Request
Using the data beneath, show every line that includes the word "information".

The data
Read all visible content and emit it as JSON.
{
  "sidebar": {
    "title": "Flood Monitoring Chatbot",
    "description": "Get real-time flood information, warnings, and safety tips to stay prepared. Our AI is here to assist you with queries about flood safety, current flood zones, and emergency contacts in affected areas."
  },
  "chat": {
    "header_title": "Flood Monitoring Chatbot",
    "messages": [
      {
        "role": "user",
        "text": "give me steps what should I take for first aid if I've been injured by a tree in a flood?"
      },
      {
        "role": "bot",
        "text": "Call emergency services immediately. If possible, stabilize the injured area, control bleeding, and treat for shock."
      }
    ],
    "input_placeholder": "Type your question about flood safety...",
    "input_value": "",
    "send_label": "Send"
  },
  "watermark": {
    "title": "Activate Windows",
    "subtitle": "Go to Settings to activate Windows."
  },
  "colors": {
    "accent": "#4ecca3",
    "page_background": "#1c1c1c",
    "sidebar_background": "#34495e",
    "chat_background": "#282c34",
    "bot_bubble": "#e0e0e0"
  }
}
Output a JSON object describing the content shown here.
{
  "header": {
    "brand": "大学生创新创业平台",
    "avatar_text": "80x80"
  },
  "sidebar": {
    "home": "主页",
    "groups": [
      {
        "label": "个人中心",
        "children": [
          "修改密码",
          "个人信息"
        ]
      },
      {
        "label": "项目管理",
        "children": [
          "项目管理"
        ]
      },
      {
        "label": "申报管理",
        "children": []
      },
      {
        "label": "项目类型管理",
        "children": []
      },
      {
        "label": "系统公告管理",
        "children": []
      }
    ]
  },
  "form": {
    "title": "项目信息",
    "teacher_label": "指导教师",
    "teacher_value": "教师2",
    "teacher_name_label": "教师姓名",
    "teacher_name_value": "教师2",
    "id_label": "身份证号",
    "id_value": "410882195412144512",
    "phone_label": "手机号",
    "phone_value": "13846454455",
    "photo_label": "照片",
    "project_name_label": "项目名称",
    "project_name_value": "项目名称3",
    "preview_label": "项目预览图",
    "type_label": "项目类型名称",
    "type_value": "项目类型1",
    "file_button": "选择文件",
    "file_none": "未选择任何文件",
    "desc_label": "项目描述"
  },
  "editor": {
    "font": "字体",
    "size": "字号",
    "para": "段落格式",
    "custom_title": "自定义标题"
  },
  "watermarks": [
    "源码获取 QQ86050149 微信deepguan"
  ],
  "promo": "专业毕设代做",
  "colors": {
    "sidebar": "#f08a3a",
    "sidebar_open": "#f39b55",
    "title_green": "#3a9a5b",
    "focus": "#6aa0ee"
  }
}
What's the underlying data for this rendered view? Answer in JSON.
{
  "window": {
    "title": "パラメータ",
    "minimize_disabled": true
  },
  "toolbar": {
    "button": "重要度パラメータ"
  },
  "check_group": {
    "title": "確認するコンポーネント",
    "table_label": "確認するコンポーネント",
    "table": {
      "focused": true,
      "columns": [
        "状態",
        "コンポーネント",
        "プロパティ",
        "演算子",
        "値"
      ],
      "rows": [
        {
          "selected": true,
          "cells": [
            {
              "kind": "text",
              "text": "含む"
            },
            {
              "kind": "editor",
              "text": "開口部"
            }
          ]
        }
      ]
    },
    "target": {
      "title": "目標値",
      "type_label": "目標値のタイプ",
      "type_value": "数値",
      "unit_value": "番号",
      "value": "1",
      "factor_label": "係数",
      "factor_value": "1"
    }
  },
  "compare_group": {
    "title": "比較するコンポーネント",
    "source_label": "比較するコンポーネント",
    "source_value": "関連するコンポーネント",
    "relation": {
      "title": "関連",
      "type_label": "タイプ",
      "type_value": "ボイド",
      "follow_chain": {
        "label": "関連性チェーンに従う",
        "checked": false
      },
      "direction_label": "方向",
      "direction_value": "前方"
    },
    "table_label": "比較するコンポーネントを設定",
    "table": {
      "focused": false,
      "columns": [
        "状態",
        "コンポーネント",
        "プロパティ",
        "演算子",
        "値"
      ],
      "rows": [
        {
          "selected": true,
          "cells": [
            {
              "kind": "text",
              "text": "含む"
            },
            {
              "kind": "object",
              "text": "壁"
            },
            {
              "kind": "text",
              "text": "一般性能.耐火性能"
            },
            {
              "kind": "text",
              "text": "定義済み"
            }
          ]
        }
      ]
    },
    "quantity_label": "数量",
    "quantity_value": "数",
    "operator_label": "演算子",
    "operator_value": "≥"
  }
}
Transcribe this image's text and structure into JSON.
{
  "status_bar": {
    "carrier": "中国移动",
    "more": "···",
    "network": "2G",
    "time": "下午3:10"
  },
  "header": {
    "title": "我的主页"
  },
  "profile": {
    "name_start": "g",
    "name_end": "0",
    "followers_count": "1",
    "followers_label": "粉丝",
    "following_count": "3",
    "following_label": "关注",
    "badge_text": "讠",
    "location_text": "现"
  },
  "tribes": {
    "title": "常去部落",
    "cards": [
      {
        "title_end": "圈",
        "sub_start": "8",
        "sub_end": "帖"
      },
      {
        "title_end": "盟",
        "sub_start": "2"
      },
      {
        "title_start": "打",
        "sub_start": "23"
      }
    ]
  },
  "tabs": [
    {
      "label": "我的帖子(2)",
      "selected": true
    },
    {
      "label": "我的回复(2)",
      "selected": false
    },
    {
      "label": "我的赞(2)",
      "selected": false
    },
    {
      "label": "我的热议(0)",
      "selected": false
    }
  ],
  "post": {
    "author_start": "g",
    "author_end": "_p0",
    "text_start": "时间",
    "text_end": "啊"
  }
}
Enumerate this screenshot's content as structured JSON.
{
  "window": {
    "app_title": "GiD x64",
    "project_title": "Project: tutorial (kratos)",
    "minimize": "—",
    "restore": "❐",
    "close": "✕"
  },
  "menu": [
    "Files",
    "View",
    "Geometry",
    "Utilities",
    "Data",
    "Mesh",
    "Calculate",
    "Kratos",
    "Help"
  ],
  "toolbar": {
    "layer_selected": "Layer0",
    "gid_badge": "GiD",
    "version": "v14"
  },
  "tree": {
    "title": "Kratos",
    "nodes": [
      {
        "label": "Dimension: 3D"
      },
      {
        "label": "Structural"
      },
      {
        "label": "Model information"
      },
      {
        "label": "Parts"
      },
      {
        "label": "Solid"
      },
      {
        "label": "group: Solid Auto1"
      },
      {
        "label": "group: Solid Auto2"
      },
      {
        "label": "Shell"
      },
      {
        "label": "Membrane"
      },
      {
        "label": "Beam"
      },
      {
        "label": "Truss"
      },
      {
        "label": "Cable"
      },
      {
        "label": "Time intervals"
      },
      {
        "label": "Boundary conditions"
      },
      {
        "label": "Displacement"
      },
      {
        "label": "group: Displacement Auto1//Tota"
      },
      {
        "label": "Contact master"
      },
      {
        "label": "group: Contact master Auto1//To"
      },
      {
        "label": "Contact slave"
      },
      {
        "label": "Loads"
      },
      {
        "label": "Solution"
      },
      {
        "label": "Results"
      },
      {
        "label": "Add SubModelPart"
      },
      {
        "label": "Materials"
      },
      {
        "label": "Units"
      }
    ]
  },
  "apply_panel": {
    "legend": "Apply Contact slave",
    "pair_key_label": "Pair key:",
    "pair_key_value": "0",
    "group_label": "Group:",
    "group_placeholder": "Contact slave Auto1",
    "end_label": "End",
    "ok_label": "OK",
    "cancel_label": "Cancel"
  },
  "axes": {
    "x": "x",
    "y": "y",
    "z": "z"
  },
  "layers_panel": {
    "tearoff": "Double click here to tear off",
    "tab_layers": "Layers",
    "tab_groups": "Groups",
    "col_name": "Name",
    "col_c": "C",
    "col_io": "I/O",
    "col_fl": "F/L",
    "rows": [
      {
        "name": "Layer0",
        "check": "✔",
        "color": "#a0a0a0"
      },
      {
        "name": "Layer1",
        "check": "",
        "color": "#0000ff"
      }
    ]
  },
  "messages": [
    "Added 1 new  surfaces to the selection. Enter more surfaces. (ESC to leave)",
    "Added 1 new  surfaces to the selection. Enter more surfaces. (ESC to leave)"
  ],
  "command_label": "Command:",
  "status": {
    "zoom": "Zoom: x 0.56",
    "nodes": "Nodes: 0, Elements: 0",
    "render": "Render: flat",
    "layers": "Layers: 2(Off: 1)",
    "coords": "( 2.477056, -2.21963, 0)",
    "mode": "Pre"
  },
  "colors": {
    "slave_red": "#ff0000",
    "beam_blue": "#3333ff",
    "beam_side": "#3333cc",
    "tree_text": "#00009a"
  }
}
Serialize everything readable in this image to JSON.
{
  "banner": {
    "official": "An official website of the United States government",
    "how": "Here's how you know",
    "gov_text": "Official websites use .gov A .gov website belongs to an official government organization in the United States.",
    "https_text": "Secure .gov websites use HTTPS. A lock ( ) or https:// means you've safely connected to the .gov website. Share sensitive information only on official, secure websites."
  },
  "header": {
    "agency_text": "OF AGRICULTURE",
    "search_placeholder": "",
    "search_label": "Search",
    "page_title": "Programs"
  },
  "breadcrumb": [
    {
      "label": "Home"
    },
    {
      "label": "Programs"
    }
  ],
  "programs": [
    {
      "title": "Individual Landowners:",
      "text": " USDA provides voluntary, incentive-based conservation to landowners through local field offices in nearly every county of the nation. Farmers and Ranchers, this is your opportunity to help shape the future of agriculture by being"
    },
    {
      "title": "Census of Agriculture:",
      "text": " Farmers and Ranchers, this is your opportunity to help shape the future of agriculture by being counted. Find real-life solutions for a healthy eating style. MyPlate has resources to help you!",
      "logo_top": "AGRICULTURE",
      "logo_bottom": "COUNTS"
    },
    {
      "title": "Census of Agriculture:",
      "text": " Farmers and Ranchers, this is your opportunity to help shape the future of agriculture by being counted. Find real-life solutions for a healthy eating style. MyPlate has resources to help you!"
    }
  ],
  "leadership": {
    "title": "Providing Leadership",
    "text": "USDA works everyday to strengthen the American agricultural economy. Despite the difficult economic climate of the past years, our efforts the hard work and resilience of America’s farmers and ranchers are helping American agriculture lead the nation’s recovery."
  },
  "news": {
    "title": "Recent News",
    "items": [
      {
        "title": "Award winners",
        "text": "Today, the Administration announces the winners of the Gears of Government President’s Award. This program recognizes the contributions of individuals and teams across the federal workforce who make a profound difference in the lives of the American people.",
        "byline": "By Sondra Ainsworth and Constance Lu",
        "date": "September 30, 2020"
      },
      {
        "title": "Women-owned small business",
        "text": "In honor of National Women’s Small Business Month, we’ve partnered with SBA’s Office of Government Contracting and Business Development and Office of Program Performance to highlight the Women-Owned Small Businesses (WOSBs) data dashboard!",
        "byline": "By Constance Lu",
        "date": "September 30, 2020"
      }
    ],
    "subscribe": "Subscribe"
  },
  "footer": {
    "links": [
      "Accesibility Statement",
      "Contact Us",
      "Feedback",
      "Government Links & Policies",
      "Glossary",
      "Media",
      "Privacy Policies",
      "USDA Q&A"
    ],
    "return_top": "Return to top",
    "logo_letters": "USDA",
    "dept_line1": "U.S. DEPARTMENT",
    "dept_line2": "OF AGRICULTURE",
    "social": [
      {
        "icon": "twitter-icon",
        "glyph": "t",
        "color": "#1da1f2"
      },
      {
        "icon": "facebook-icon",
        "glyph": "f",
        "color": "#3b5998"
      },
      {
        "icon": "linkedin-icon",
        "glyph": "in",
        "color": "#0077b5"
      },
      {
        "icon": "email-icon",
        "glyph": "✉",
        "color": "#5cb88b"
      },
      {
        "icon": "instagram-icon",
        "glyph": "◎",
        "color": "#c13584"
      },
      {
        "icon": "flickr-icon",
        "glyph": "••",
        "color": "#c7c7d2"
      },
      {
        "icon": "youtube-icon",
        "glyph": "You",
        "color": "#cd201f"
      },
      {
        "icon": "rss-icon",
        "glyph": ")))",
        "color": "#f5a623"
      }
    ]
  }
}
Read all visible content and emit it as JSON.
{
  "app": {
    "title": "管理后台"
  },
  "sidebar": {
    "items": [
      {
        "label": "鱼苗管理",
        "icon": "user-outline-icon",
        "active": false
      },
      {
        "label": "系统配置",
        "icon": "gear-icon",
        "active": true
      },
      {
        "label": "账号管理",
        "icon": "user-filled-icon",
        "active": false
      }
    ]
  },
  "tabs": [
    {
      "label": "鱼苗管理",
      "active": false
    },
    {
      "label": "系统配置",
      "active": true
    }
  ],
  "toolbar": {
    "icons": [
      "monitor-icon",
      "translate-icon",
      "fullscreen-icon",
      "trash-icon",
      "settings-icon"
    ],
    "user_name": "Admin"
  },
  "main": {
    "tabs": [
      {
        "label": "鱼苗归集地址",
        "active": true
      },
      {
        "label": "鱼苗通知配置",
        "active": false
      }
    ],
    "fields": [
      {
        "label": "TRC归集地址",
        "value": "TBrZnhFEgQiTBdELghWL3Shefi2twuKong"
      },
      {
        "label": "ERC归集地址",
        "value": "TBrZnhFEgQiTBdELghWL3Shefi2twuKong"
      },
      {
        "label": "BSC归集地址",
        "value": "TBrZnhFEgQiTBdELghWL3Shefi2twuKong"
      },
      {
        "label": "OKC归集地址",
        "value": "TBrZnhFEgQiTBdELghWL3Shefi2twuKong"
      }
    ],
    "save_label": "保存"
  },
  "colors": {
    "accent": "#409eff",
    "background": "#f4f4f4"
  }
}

Output of the task
    "description": "Get real-time flood information, warnings, and safety tips to stay prepared. Our AI is here to assist you with queries about flood safety, current flood zones, and emergency contacts in affected areas."
        "label": "Model information"
    "https_text": "Secure .gov websites use HTTPS. A lock ( ) or https:// means you've safely connected to the .gov website. Share sensitive information only on official, secure websites."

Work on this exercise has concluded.